> Records shown:
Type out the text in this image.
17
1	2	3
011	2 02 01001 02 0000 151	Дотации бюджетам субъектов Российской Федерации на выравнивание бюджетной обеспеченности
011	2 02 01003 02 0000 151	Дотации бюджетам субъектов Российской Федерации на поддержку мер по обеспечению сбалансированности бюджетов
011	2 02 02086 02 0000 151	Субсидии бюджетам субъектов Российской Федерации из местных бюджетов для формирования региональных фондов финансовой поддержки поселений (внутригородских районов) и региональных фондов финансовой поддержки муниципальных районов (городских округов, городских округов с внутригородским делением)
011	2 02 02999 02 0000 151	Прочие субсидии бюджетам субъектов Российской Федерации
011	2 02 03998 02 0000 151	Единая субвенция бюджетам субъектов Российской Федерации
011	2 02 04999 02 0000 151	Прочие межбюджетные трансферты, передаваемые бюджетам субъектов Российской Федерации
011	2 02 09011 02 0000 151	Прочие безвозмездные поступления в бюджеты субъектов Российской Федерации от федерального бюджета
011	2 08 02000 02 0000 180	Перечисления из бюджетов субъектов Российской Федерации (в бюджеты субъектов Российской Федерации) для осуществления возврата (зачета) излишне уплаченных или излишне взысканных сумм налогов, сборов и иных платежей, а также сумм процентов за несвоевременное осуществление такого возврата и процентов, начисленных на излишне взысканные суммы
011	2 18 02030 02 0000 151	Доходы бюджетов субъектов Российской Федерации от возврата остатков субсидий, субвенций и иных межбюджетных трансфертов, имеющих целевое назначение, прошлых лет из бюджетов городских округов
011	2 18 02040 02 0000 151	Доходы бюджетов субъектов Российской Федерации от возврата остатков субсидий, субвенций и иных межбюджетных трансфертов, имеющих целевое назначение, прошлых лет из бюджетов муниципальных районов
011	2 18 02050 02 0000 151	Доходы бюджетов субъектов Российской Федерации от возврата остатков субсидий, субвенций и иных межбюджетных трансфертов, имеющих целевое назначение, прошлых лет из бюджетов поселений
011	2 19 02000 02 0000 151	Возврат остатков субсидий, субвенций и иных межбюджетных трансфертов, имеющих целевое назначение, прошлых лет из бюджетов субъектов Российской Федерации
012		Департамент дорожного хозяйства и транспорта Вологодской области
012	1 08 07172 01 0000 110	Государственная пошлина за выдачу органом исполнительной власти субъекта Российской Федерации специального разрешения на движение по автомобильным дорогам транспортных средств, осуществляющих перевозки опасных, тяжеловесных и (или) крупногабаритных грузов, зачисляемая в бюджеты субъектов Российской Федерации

> What the task requires: Quote every entry exactly.

> Result for this task:
Type out the text in this image.
17
1	2	3
011	2 02 01001 02 0000 151	Дотации бюджетам субъектов Российской Федерации на выравнивание бюджетной обеспеченности
011	2 02 01003 02 0000 151	Дотации бюджетам субъектов Российской Федерации на поддержку мер по обеспечению сбалансированности бюджетов
011	2 02 02086 02 0000 151	Субсидии бюджетам субъектов Российской Федерации из местных бюджетов для формирования региональных фондов финансовой поддержки поселений (внутригородских районов) и региональных фондов финансовой поддержки муниципальных районов (городских округов, городских округов с внутригородским делением)
011	2 02 02999 02 0000 151	Прочие субсидии бюджетам субъектов Российской Федерации
011	2 02 03998 02 0000 151	Единая субвенция бюджетам субъектов Российской Федерации
011	2 02 04999 02 0000 151	Прочие межбюджетные трансферты, передаваемые бюджетам субъектов Российской Федерации
011	2 02 09011 02 0000 151	Прочие безвозмездные поступления в бюджеты субъектов Российской Федерации от федерального бюджета
011	2 08 02000 02 0000 180	Перечисления из бюджетов субъектов Российской Федерации (в бюджеты субъектов Российской Федерации) для осуществления возврата (зачета) излишне уплаченных или излишне взысканных сумм налогов, сборов и иных платежей, а также сумм процентов за несвоевременное осуществление такого возврата и процентов, начисленных на излишне взысканные суммы
011	2 18 02030 02 0000 151	Доходы бюджетов субъектов Российской Федерации от возврата остатков субсидий, субвенций и иных межбюджетных трансфертов, имеющих целевое назначение, прошлых лет из бюджетов городских округов
011	2 18 02040 02 0000 151	Доходы бюджетов субъектов Российской Федерации от возврата остатков субсидий, субвенций и иных межбюджетных трансфертов, имеющих целевое назначение, прошлых лет из бюджетов муниципальных районов
011	2 18 02050 02 0000 151	Доходы бюджетов субъектов Российской Федерации от возврата остатков субсидий, субвенций и иных межбюджетных трансфертов, имеющих целевое назначение, прошлых лет из бюджетов поселений
011	2 19 02000 02 0000 151	Возврат остатков субсидий, субвенций и иных межбюджетных трансфертов, имеющих целевое назначение, прошлых лет из бюджетов субъектов Российской Федерации
012		Департамент дорожного хозяйства и транспорта Вологодской области
012	1 08 07172 01 0000 110	Государственная пошлина за выдачу органом исполнительной власти субъекта Российской Федерации специального разрешения на движение по автомобильным дорогам транспортных средств, осуществляющих перевозки опасных, тяжеловесных и (или) крупногабаритных грузов, зачисляемая в бюджеты субъектов Российской Федерации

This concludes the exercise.